■ **WHAT THE EXERCISE ASKS**: Copy every line from the material below that holds "ассигнования".

■ **ENTRIES PROVIDED**:
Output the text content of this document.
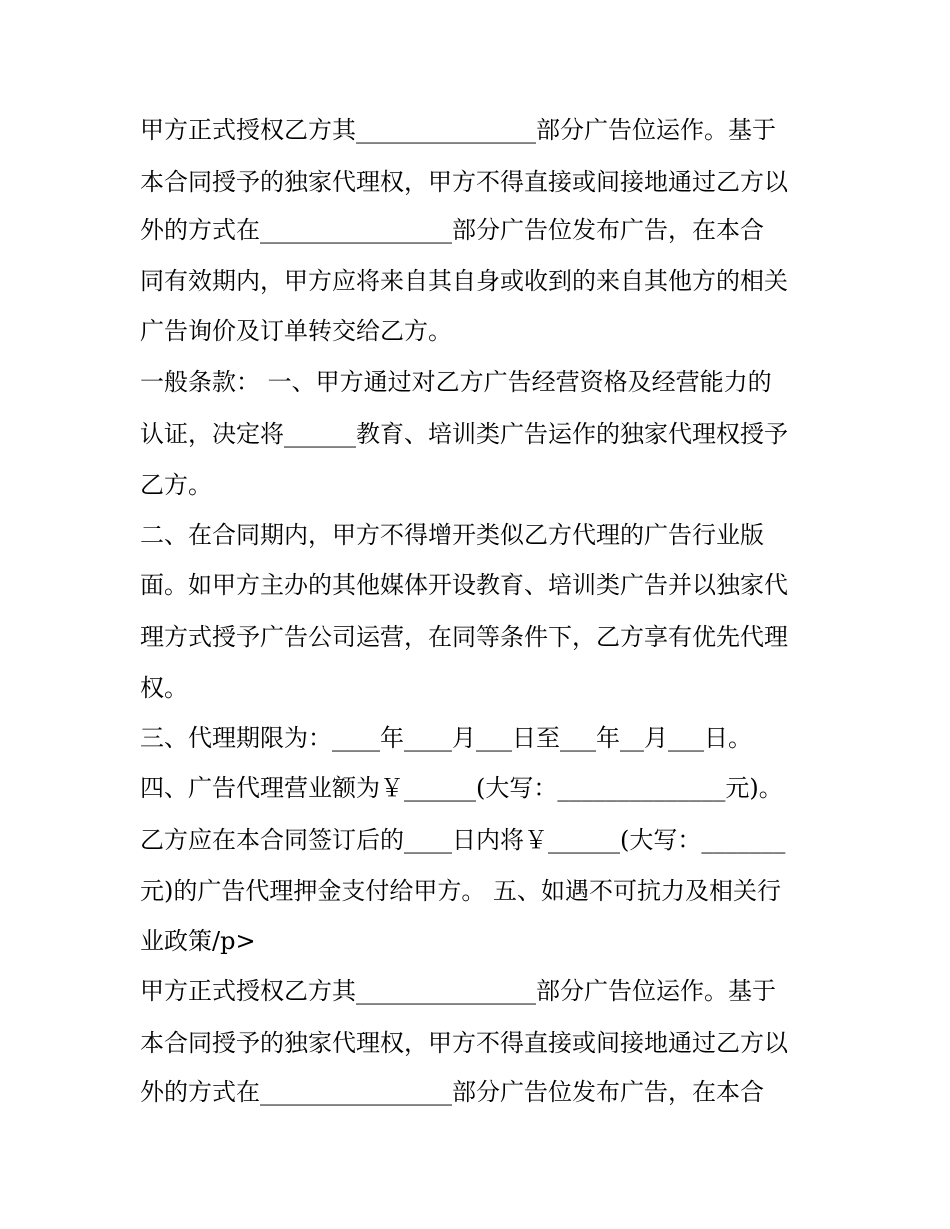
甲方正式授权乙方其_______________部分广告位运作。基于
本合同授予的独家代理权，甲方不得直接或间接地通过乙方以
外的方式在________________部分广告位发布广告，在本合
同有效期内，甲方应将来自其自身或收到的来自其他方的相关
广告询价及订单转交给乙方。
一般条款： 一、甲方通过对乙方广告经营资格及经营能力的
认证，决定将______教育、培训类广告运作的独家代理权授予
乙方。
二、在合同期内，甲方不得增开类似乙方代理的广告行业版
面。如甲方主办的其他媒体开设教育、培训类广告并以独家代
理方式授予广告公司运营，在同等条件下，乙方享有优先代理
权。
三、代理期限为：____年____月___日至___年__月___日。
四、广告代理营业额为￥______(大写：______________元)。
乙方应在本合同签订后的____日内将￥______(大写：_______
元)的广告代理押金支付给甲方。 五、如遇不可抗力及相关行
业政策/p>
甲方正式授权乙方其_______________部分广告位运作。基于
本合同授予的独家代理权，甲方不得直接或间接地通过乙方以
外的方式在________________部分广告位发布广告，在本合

---

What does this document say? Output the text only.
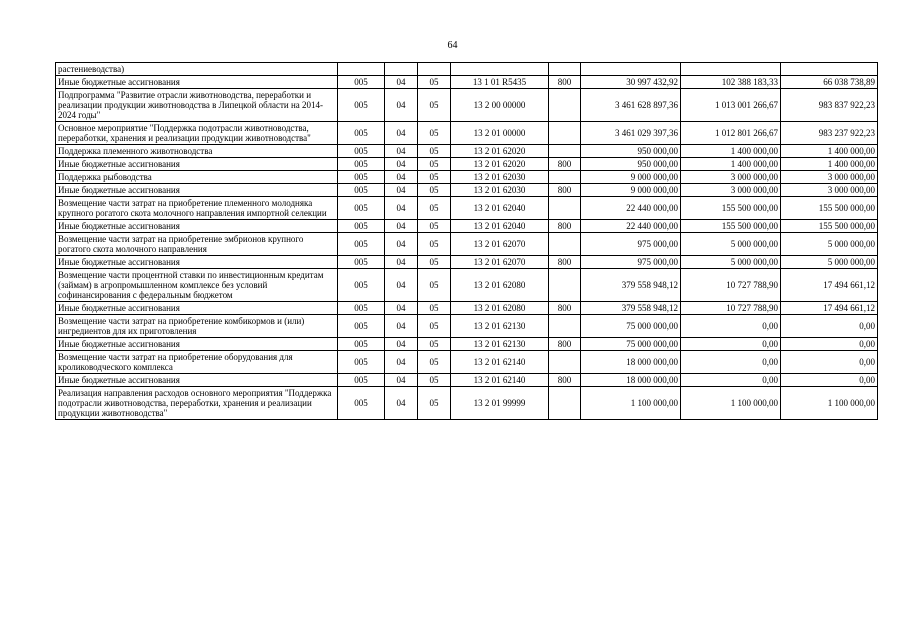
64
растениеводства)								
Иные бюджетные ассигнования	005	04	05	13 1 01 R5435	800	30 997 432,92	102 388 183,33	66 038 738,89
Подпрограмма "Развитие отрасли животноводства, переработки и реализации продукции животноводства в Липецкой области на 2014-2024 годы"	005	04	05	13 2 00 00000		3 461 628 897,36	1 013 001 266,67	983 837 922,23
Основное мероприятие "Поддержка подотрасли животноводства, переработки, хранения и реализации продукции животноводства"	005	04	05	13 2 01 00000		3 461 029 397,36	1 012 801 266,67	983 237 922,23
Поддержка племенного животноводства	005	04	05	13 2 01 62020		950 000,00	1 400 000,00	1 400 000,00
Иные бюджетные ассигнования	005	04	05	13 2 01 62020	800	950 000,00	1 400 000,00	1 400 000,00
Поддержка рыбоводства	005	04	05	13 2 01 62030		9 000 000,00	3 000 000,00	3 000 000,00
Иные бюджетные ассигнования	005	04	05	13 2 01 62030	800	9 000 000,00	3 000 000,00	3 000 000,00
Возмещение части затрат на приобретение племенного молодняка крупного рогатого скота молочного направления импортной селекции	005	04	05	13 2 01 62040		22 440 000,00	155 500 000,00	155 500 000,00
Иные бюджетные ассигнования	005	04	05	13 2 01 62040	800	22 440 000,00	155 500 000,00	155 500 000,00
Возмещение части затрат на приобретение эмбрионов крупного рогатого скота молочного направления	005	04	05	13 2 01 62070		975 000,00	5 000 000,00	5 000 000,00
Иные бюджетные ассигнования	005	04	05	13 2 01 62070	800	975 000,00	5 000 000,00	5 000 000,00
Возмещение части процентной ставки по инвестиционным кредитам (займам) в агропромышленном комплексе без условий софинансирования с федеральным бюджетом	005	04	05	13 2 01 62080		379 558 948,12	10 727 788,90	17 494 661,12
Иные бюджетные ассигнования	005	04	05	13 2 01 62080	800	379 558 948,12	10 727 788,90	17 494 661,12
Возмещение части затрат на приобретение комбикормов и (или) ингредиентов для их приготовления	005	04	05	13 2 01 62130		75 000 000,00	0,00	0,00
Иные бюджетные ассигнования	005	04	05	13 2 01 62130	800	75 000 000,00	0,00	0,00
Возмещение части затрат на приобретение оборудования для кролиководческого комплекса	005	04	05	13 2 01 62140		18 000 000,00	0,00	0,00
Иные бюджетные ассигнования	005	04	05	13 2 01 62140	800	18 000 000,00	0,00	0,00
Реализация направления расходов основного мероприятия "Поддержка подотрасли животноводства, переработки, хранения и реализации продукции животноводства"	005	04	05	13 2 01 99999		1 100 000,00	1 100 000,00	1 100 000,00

...

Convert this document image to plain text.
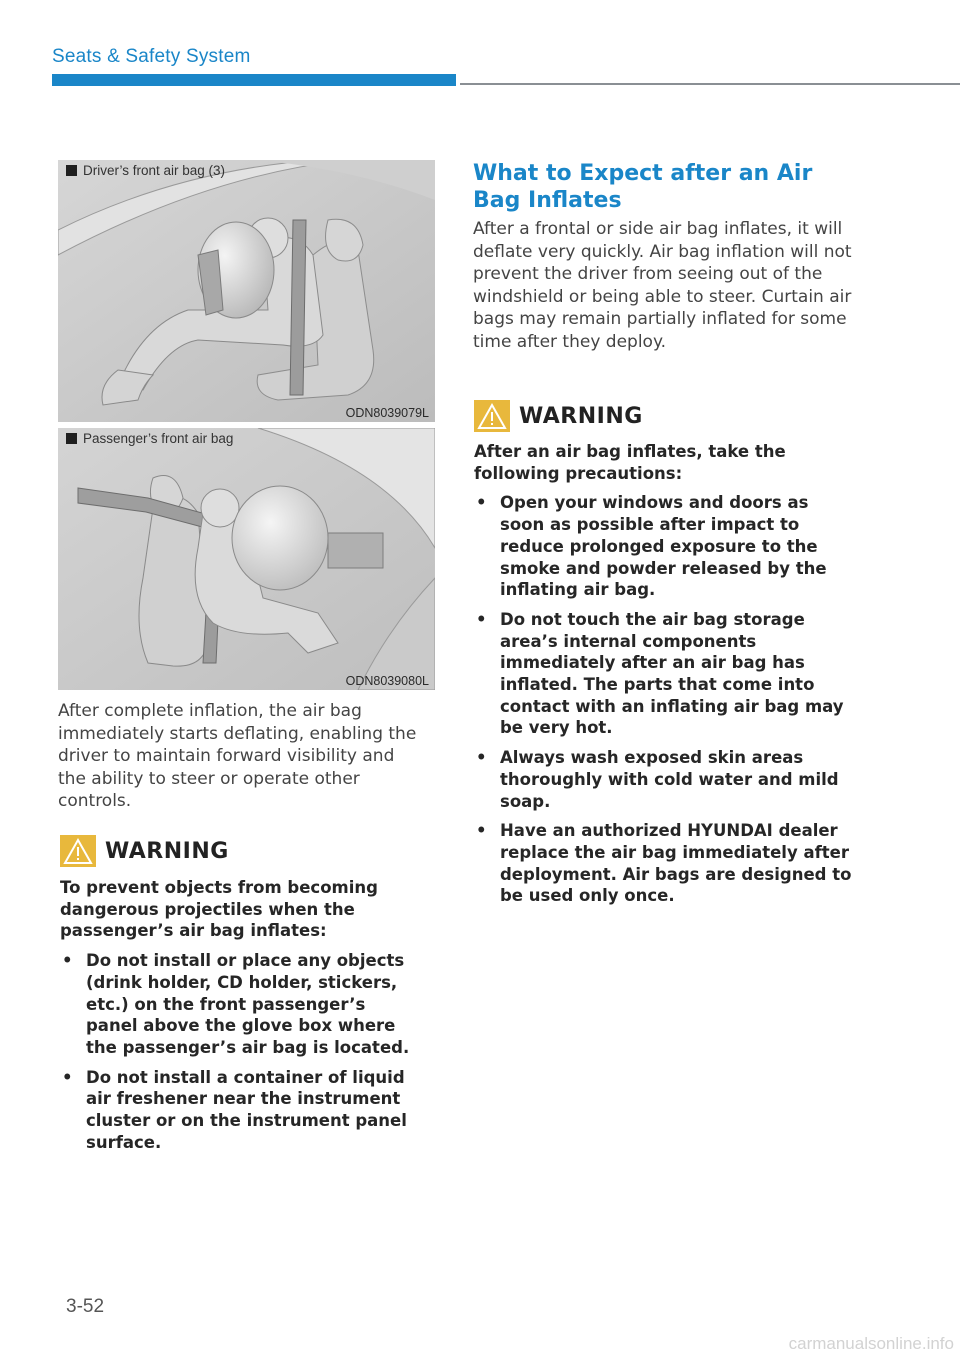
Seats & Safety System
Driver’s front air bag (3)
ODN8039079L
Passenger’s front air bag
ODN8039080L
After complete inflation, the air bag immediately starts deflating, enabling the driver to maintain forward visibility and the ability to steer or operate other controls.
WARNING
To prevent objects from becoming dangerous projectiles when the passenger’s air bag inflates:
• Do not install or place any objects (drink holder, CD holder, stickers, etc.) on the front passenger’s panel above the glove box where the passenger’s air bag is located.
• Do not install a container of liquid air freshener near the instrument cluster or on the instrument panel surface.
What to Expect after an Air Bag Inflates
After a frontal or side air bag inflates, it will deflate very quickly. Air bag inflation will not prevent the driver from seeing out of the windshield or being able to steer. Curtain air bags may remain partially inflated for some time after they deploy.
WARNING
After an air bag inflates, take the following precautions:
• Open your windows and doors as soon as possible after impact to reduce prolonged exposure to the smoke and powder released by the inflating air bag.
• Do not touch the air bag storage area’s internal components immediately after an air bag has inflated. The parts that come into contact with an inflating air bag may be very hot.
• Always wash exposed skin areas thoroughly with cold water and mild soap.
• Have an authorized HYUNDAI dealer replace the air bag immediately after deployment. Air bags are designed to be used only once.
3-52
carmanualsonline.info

■ **FINAL RESULT**:
Иные бюджетные ассигнования	005	04	05	13 1 01 R5435	800	30 997 432,92	102 388 183,33	66 038 738,89
Иные бюджетные ассигнования	005	04	05	13 2 01 62020	800	950 000,00	1 400 000,00	1 400 000,00
Иные бюджетные ассигнования	005	04	05	13 2 01 62030	800	9 000 000,00	3 000 000,00	3 000 000,00
Иные бюджетные ассигнования	005	04	05	13 2 01 62040	800	22 440 000,00	155 500 000,00	155 500 000,00
Иные бюджетные ассигнования	005	04	05	13 2 01 62070	800	975 000,00	5 000 000,00	5 000 000,00
Иные бюджетные ассигнования	005	04	05	13 2 01 62080	800	379 558 948,12	10 727 788,90	17 494 661,12
Иные бюджетные ассигнования	005	04	05	13 2 01 62130	800	75 000 000,00	0,00	0,00
Иные бюджетные ассигнования	005	04	05	13 2 01 62140	800	18 000 000,00	0,00	0,00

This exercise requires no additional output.